-- START SUPPLIED ENTRIES --

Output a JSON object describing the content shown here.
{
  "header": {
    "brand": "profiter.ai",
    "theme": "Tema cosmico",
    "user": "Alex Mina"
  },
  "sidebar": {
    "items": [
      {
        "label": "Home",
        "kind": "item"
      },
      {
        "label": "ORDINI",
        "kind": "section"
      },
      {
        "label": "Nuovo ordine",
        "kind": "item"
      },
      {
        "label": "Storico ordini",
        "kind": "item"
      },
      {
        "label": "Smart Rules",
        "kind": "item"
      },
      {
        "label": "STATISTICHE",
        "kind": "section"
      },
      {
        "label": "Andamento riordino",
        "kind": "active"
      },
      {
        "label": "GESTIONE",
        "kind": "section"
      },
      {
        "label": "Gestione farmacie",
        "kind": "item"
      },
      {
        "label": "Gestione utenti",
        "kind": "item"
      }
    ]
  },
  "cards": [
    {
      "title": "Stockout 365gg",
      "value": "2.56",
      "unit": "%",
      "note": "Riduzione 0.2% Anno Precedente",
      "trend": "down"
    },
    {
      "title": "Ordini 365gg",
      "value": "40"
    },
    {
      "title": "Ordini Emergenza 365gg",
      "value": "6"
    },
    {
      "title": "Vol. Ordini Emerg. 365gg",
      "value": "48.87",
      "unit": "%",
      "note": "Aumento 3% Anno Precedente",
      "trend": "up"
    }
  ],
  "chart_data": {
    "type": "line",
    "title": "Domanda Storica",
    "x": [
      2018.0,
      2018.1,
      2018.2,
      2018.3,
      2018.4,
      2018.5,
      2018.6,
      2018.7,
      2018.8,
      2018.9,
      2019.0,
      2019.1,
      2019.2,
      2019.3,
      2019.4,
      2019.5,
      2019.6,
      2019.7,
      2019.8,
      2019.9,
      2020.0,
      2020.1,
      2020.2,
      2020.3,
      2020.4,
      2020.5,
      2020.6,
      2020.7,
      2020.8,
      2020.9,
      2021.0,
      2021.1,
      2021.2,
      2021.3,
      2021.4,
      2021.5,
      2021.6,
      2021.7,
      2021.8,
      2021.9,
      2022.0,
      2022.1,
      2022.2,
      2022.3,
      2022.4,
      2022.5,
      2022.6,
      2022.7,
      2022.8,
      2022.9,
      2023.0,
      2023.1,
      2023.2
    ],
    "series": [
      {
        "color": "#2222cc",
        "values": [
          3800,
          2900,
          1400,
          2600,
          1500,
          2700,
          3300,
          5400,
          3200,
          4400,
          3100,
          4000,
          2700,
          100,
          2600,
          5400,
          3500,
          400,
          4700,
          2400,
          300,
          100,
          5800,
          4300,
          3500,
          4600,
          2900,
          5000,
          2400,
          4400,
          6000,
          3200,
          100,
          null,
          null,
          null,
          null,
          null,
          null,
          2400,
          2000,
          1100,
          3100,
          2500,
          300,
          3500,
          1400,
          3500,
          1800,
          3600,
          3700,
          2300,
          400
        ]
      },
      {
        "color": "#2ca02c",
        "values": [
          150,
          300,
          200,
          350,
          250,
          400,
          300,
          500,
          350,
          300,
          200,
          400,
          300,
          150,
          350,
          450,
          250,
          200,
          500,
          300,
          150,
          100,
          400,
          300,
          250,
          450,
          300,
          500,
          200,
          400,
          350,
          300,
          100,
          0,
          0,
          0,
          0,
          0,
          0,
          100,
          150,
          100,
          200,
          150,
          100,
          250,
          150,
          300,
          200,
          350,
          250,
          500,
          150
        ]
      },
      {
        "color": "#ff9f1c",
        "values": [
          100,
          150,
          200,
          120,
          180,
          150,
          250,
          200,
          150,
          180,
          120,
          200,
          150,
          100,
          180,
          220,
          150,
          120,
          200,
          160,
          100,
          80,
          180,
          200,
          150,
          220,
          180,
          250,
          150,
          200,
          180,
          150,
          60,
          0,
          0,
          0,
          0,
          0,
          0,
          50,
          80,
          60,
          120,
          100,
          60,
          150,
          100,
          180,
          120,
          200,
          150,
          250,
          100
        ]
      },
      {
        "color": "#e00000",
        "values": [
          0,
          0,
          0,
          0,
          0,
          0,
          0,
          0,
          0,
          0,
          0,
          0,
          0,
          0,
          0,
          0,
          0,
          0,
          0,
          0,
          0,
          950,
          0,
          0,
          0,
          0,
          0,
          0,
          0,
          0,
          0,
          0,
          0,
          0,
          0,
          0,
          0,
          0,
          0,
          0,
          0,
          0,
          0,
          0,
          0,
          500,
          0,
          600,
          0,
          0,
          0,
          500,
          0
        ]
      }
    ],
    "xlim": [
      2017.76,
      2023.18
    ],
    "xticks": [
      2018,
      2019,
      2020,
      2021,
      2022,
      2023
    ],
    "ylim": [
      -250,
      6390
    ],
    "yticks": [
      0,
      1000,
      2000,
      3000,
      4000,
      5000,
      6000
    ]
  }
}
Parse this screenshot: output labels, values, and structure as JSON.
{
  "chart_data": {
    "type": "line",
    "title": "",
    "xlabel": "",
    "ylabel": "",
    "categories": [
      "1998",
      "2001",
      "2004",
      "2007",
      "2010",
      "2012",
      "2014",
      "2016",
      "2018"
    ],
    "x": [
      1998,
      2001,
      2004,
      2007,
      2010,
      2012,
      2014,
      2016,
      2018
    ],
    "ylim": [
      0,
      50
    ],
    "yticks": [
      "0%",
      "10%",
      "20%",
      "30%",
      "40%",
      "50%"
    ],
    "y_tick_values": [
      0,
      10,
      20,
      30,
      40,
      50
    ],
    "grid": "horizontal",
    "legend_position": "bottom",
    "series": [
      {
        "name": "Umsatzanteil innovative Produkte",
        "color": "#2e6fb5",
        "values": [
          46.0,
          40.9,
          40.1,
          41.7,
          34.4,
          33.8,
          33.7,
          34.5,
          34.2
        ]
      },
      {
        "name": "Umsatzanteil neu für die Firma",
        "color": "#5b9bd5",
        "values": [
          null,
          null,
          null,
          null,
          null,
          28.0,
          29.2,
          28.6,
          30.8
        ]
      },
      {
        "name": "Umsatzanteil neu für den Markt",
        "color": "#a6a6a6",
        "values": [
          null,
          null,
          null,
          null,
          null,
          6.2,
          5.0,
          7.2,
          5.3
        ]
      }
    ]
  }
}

-- END SUPPLIED ENTRIES --

- WHAT IS EXPECTED
Write out the records shown above, exactly as they appear.

- TASK RESULT
Output a JSON object describing the content shown here.
{
  "header": {
    "brand": "profiter.ai",
    "theme": "Tema cosmico",
    "user": "Alex Mina"
  },
  "sidebar": {
    "items": [
      {
        "label": "Home",
        "kind": "item"
      },
      {
        "label": "ORDINI",
        "kind": "section"
      },
      {
        "label": "Nuovo ordine",
        "kind": "item"
      },
      {
        "label": "Storico ordini",
        "kind": "item"
      },
      {
        "label": "Smart Rules",
        "kind": "item"
      },
      {
        "label": "STATISTICHE",
        "kind": "section"
      },
      {
        "label": "Andamento riordino",
        "kind": "active"
      },
      {
        "label": "GESTIONE",
        "kind": "section"
      },
      {
        "label": "Gestione farmacie",
        "kind": "item"
      },
      {
        "label": "Gestione utenti",
        "kind": "item"
      }
    ]
  },
  "cards": [
    {
      "title": "Stockout 365gg",
      "value": "2.56",
      "unit": "%",
      "note": "Riduzione 0.2% Anno Precedente",
      "trend": "down"
    },
    {
      "title": "Ordini 365gg",
      "value": "40"
    },
    {
      "title": "Ordini Emergenza 365gg",
      "value": "6"
    },
    {
      "title": "Vol. Ordini Emerg. 365gg",
      "value": "48.87",
      "unit": "%",
      "note": "Aumento 3% Anno Precedente",
      "trend": "up"
    }
  ],
  "chart_data": {
    "type": "line",
    "title": "Domanda Storica",
    "x": [
      2018.0,
      2018.1,
      2018.2,
      2018.3,
      2018.4,
      2018.5,
      2018.6,
      2018.7,
      2018.8,
      2018.9,
      2019.0,
      2019.1,
      2019.2,
      2019.3,
      2019.4,
      2019.5,
      2019.6,
      2019.7,
      2019.8,
      2019.9,
      2020.0,
      2020.1,
      2020.2,
      2020.3,
      2020.4,
      2020.5,
      2020.6,
      2020.7,
      2020.8,
      2020.9,
      2021.0,
      2021.1,
      2021.2,
      2021.3,
      2021.4,
      2021.5,
      2021.6,
      2021.7,
      2021.8,
      2021.9,
      2022.0,
      2022.1,
      2022.2,
      2022.3,
      2022.4,
      2022.5,
      2022.6,
      2022.7,
      2022.8,
      2022.9,
      2023.0,
      2023.1,
      2023.2
    ],
    "series": [
      {
        "color": "#2222cc",
        "values": [
          3800,
          2900,
          1400,
          2600,
          1500,
          2700,
          3300,
          5400,
          3200,
          4400,
          3100,
          4000,
          2700,
          100,
          2600,
          5400,
          3500,
          400,
          4700,
          2400,
          300,
          100,
          5800,
          4300,
          3500,
          4600,
          2900,
          5000,
          2400,
          4400,
          6000,
          3200,
          100,
          null,
          null,
          null,
          null,
          null,
          null,
          2400,
          2000,
          1100,
          3100,
          2500,
          300,
          3500,
          1400,
          3500,
          1800,
          3600,
          3700,
          2300,
          400
        ]
      },
      {
        "color": "#2ca02c",
        "values": [
          150,
          300,
          200,
          350,
          250,
          400,
          300,
          500,
          350,
          300,
          200,
          400,
          300,
          150,
          350,
          450,
          250,
          200,
          500,
          300,
          150,
          100,
          400,
          300,
          250,
          450,
          300,
          500,
          200,
          400,
          350,
          300,
          100,
          0,
          0,
          0,
          0,
          0,
          0,
          100,
          150,
          100,
          200,
          150,
          100,
          250,
          150,
          300,
          200,
          350,
          250,
          500,
          150
        ]
      },
      {
        "color": "#ff9f1c",
        "values": [
          100,
          150,
          200,
          120,
          180,
          150,
          250,
          200,
          150,
          180,
          120,
          200,
          150,
          100,
          180,
          220,
          150,
          120,
          200,
          160,
          100,
          80,
          180,
          200,
          150,
          220,
          180,
          250,
          150,
          200,
          180,
          150,
          60,
          0,
          0,
          0,
          0,
          0,
          0,
          50,
          80,
          60,
          120,
          100,
          60,
          150,
          100,
          180,
          120,
          200,
          150,
          250,
          100
        ]
      },
      {
        "color": "#e00000",
        "values": [
          0,
          0,
          0,
          0,
          0,
          0,
          0,
          0,
          0,
          0,
          0,
          0,
          0,
          0,
          0,
          0,
          0,
          0,
          0,
          0,
          0,
          950,
          0,
          0,
          0,
          0,
          0,
          0,
          0,
          0,
          0,
          0,
          0,
          0,
          0,
          0,
          0,
          0,
          0,
          0,
          0,
          0,
          0,
          0,
          0,
          500,
          0,
          600,
          0,
          0,
          0,
          500,
          0
        ]
      }
    ],
    "xlim": [
      2017.76,
      2023.18
    ],
    "xticks": [
      2018,
      2019,
      2020,
      2021,
      2022,
      2023
    ],
    "ylim": [
      -250,
      6390
    ],
    "yticks": [
      0,
      1000,
      2000,
      3000,
      4000,
      5000,
      6000
    ]
  }
}
Parse this screenshot: output labels, values, and structure as JSON.
{
  "chart_data": {
    "type": "line",
    "title": "",
    "xlabel": "",
    "ylabel": "",
    "categories": [
      "1998",
      "2001",
      "2004",
      "2007",
      "2010",
      "2012",
      "2014",
      "2016",
      "2018"
    ],
    "x": [
      1998,
      2001,
      2004,
      2007,
      2010,
      2012,
      2014,
      2016,
      2018
    ],
    "ylim": [
      0,
      50
    ],
    "yticks": [
      "0%",
      "10%",
      "20%",
      "30%",
      "40%",
      "50%"
    ],
    "y_tick_values": [
      0,
      10,
      20,
      30,
      40,
      50
    ],
    "grid": "horizontal",
    "legend_position": "bottom",
    "series": [
      {
        "name": "Umsatzanteil innovative Produkte",
        "color": "#2e6fb5",
        "values": [
          46.0,
          40.9,
          40.1,
          41.7,
          34.4,
          33.8,
          33.7,
          34.5,
          34.2
        ]
      },
      {
        "name": "Umsatzanteil neu für die Firma",
        "color": "#5b9bd5",
        "values": [
          null,
          null,
          null,
          null,
          null,
          28.0,
          29.2,
          28.6,
          30.8
        ]
      },
      {
        "name": "Umsatzanteil neu für den Markt",
        "color": "#a6a6a6",
        "values": [
          null,
          null,
          null,
          null,
          null,
          6.2,
          5.0,
          7.2,
          5.3
        ]
      }
    ]
  }
}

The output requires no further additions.